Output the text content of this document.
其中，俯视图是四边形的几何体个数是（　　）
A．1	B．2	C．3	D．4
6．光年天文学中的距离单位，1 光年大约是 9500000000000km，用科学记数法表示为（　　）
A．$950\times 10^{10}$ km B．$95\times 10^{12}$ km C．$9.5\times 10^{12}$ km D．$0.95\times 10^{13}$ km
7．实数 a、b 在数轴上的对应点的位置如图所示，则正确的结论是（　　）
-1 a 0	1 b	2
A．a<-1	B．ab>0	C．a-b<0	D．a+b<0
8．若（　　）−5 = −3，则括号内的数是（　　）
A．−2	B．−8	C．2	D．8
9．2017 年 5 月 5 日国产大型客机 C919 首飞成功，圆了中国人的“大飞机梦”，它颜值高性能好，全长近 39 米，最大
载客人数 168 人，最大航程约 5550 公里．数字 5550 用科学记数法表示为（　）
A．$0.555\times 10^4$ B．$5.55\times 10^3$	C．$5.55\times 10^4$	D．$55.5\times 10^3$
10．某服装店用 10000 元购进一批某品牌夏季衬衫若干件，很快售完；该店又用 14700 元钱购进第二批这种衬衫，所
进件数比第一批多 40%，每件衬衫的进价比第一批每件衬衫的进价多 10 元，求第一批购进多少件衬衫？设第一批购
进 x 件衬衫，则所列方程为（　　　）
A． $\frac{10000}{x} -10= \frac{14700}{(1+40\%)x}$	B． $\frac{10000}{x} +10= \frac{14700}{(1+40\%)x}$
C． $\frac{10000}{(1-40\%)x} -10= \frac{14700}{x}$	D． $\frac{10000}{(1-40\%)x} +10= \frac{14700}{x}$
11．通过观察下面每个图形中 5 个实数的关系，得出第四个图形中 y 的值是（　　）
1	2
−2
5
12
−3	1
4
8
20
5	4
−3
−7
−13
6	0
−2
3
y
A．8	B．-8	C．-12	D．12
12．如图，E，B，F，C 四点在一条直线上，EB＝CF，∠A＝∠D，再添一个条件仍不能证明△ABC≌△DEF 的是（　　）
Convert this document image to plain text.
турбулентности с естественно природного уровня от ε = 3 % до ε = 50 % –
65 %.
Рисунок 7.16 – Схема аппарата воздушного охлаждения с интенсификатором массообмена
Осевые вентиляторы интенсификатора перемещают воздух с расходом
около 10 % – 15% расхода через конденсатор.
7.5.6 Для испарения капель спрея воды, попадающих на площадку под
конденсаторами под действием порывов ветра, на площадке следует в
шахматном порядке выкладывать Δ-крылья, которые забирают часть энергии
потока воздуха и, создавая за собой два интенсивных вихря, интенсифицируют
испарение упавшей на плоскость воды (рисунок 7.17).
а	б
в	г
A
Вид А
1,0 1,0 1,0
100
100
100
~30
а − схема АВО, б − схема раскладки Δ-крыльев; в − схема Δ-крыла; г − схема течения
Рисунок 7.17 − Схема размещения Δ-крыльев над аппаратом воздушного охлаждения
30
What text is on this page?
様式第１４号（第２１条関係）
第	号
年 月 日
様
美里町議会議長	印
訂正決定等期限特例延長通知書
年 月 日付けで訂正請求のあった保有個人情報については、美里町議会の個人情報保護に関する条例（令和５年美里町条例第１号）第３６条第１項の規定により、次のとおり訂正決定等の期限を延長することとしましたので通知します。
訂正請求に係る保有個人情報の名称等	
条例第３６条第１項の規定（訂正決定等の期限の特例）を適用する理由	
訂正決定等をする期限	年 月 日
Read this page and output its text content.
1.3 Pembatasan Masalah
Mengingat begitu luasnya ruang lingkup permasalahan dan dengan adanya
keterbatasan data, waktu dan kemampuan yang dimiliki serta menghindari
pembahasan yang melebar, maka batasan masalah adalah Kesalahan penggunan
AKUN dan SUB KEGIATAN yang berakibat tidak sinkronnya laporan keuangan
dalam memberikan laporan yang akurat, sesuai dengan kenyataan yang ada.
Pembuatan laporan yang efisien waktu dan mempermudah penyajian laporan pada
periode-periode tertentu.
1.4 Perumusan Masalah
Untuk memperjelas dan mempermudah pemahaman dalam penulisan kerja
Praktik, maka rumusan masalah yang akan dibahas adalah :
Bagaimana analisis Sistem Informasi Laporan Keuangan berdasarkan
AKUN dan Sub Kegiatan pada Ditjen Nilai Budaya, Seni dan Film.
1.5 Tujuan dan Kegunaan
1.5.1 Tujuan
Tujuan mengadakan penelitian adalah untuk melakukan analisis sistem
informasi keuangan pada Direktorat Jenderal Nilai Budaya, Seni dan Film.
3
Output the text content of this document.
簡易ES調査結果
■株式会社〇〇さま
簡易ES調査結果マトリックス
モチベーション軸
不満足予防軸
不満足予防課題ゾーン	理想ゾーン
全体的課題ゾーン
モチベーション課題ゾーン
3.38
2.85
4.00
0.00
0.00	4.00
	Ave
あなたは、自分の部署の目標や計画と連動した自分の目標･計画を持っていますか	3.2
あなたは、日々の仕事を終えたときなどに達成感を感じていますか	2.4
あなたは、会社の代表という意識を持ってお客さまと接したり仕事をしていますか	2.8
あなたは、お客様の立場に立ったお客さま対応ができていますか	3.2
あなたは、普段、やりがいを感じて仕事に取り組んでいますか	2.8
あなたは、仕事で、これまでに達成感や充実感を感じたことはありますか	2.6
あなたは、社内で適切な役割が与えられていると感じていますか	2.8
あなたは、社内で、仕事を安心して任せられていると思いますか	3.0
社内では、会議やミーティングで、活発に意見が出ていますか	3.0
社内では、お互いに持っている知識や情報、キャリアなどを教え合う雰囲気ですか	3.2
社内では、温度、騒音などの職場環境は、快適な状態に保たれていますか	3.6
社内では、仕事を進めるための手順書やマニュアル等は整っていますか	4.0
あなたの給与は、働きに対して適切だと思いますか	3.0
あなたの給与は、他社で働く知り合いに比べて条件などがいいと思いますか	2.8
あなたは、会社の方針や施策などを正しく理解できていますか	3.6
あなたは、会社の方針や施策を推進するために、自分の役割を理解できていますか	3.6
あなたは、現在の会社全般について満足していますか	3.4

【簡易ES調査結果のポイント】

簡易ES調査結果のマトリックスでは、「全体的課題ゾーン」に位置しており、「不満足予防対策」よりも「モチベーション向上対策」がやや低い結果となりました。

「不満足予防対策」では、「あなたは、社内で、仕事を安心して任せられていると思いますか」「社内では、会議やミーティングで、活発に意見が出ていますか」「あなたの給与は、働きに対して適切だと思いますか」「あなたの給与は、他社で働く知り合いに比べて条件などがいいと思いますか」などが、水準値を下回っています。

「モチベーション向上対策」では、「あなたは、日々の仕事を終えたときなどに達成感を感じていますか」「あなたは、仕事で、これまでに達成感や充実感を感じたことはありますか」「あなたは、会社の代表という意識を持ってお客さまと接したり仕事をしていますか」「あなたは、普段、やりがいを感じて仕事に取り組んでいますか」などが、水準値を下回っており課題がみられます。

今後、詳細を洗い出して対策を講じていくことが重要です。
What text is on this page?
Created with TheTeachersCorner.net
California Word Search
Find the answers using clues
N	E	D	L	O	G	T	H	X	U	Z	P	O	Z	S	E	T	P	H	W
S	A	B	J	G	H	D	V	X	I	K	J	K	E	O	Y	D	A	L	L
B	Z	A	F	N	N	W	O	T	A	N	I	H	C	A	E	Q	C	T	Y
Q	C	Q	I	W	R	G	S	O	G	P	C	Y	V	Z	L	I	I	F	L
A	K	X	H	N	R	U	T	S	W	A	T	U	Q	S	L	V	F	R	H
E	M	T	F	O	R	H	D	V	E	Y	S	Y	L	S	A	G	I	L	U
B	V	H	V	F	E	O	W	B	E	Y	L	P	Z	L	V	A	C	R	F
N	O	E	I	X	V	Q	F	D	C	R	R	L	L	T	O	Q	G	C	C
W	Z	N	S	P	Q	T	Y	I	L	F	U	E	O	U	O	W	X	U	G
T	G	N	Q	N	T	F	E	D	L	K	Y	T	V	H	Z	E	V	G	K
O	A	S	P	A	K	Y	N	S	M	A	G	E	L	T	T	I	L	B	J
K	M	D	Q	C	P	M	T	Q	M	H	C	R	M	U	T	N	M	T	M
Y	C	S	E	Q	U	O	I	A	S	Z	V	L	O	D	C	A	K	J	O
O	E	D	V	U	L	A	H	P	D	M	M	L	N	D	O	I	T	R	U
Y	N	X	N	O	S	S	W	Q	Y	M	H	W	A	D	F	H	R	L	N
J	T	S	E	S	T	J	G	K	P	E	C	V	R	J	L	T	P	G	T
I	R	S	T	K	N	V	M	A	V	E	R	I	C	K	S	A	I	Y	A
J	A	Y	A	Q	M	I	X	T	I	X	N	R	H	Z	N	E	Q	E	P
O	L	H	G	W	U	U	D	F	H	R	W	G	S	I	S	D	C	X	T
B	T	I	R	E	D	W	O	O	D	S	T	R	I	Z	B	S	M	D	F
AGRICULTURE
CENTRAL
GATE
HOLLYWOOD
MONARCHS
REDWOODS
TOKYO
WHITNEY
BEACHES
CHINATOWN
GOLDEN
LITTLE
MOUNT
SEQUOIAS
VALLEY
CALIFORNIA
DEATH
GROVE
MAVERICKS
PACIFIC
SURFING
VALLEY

^^^^^^^^

Stated problem
Search the records for the word "会社の代表という意識を持ってお客さまと接したり仕事をしていますか" and copy every line where it occurs.

Solved exercise
あなたは、会社の代表という意識を持ってお客さまと接したり仕事をしていますか	2.8
「モチベーション向上対策」では、「あなたは、日々の仕事を終えたときなどに達成感を感じていますか」「あなたは、仕事で、これまでに達成感や充実感を感じたことはありますか」「あなたは、会社の代表という意識を持ってお客さまと接したり仕事をしていますか」「あなたは、普段、やりがいを感じて仕事に取り組んでいますか」などが、水準値を下回っており課題がみられます。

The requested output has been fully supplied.